» Direction
Of all the lines in the records below, how many hold the word "ABABAB"? Give the number alone.

─── Records to use

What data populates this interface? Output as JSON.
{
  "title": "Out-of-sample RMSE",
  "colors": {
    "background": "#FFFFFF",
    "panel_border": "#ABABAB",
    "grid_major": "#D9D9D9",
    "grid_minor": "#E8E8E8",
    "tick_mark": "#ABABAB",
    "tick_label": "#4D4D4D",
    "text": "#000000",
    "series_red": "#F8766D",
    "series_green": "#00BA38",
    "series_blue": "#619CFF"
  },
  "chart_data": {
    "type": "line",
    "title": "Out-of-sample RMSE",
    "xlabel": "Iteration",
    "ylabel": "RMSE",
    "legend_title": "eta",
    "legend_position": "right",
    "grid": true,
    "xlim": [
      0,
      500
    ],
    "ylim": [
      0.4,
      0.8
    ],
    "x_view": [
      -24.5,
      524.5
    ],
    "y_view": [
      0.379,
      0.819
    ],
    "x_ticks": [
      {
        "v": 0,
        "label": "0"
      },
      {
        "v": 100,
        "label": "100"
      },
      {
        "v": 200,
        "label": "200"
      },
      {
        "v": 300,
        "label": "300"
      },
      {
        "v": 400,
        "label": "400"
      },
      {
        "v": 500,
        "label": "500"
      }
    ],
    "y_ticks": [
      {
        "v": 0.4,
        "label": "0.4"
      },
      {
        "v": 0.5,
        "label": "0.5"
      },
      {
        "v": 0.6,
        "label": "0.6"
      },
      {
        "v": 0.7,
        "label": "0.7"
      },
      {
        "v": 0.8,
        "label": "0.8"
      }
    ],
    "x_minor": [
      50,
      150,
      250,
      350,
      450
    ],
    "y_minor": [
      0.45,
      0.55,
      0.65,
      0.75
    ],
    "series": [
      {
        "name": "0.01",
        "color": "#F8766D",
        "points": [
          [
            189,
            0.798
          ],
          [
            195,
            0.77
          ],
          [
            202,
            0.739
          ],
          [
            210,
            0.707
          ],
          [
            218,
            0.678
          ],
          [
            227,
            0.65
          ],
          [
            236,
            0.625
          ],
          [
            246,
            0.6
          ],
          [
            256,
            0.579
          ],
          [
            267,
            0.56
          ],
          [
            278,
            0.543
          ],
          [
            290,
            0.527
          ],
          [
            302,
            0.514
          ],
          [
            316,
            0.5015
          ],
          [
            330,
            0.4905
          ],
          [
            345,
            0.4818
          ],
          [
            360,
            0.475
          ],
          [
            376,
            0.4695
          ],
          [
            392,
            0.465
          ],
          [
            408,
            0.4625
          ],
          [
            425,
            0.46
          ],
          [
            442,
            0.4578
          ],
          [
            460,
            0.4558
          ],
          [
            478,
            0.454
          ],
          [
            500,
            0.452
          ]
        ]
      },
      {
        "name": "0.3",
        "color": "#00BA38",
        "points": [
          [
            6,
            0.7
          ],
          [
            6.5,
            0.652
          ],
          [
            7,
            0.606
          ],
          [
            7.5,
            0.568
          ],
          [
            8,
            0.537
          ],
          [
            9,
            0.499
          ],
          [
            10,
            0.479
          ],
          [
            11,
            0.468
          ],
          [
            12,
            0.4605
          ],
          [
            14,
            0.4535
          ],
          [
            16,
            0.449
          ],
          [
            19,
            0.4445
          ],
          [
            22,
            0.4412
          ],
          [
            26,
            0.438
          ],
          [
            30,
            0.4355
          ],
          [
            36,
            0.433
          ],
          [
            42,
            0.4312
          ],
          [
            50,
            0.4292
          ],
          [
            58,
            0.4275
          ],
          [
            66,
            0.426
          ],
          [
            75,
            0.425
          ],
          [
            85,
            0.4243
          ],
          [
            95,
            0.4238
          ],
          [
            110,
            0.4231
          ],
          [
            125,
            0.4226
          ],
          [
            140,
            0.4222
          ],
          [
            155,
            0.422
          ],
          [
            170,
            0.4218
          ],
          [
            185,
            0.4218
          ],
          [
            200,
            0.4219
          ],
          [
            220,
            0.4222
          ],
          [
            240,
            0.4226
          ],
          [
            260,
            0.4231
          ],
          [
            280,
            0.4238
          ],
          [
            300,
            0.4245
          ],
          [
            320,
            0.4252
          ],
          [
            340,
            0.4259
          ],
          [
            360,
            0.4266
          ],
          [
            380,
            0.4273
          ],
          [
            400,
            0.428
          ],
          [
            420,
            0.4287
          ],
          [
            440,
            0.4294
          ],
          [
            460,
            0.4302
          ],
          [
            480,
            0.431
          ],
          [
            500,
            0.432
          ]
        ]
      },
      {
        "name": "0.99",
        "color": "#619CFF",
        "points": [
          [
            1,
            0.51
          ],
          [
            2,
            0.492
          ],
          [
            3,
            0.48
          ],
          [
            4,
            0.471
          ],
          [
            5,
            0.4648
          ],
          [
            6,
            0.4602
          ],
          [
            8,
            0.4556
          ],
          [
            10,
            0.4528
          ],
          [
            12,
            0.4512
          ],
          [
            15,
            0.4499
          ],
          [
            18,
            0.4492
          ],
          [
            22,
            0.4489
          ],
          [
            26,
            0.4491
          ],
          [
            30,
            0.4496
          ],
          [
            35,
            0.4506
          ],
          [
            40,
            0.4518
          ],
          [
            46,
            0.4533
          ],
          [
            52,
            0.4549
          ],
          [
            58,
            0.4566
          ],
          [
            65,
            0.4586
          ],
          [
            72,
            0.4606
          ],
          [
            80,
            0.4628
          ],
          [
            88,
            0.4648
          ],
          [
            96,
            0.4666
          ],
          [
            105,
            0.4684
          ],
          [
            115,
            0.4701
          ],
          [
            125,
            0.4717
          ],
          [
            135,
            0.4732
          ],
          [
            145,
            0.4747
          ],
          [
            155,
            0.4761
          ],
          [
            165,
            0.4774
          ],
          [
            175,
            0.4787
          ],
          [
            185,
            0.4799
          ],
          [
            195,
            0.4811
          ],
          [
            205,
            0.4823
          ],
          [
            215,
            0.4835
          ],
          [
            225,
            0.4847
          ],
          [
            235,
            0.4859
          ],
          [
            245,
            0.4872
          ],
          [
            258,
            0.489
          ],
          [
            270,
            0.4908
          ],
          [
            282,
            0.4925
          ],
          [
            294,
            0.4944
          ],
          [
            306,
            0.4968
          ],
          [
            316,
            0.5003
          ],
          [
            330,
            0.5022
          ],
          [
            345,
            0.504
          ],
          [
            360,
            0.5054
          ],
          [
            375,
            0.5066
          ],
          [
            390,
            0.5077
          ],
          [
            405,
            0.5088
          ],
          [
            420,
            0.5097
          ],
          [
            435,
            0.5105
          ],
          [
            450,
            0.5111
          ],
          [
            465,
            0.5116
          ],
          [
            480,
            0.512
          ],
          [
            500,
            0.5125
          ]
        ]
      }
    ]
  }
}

──────

» Expected answer
2